__WHAT IS REQUIRED__: Print all records exactly, leaving nothing out.

__WORKING DATA__:
▼

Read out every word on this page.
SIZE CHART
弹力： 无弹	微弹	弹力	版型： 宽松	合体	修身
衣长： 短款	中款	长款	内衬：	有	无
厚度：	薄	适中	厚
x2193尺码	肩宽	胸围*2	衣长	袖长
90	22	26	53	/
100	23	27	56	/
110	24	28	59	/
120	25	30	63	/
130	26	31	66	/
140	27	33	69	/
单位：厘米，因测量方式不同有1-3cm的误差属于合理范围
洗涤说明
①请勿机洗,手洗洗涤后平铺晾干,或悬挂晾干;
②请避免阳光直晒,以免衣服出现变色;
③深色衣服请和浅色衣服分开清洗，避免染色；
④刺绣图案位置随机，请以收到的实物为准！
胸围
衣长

▲

__ANSWER TO THIS PROBLEM__:
Read out every word on this page.
SIZE CHART
弹力： 无弹	微弹	弹力	版型： 宽松	合体	修身
衣长： 短款	中款	长款	内衬：	有	无
厚度：	薄	适中	厚
x2193尺码	肩宽	胸围*2	衣长	袖长
90	22	26	53	/
100	23	27	56	/
110	24	28	59	/
120	25	30	63	/
130	26	31	66	/
140	27	33	69	/
单位：厘米，因测量方式不同有1-3cm的误差属于合理范围
洗涤说明
①请勿机洗,手洗洗涤后平铺晾干,或悬挂晾干;
②请避免阳光直晒,以免衣服出现变色;
③深色衣服请和浅色衣服分开清洗，避免染色；
④刺绣图案位置随机，请以收到的实物为准！
胸围
衣长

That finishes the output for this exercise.